→ EXERCISE GOAL
Your task is to output the listing word for word, with pictures excluded.

━━━━━ DATA PROVIDED ━━━━━

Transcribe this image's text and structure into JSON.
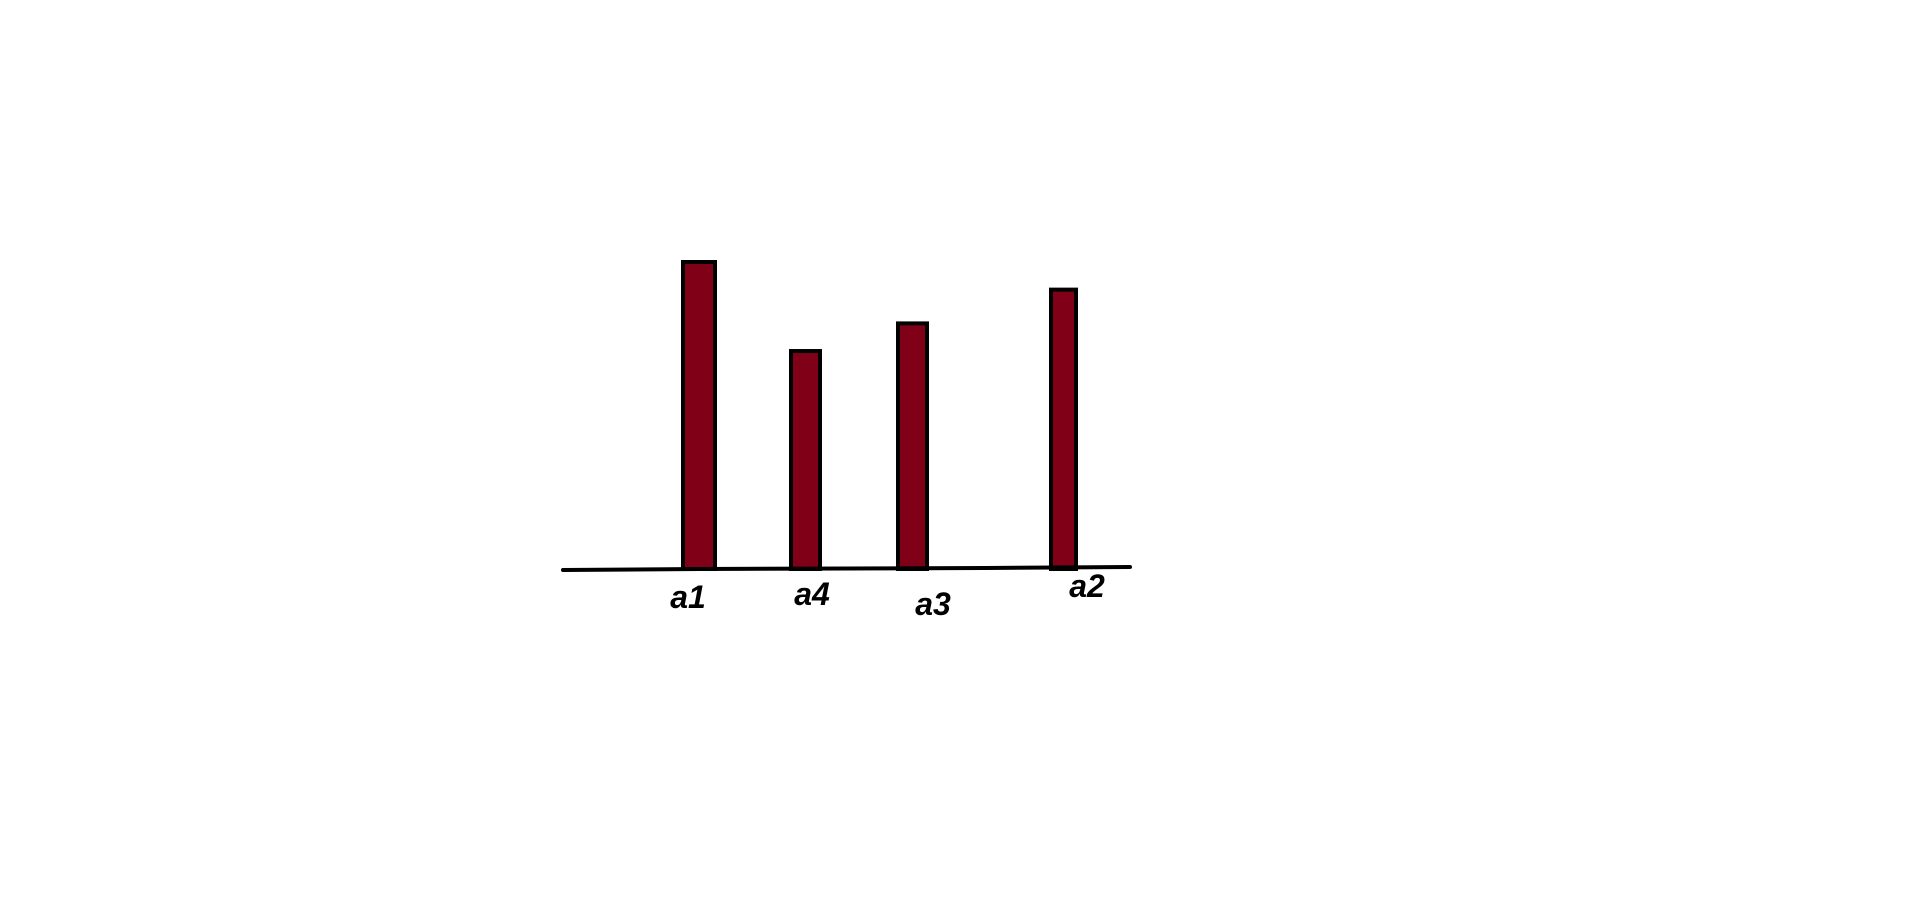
{
  "chart_data": {
    "type": "bar",
    "categories": [
      "a1",
      "a4",
      "a3",
      "a2"
    ],
    "values": [
      100,
      71,
      80,
      91
    ],
    "ylim": [
      0,
      100
    ],
    "grid": false,
    "legend": "none"
  },
  "colors": {
    "bar_fill": "#800018",
    "bar_stroke": "#000000",
    "axis": "#000000",
    "background": "#ffffff"
  }
}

━━━━━

→ EXPECTED ANSWER
Transcribe this image's text and structure into JSON.
{
  "chart_data": {
    "type": "bar",
    "categories": [
      "a1",
      "a4",
      "a3",
      "a2"
    ],
    "values": [
      100,
      71,
      80,
      91
    ],
    "ylim": [
      0,
      100
    ],
    "grid": false,
    "legend": "none"
  },
  "colors": {
    "bar_fill": "#800018",
    "bar_stroke": "#000000",
    "axis": "#000000",
    "background": "#ffffff"
  }
}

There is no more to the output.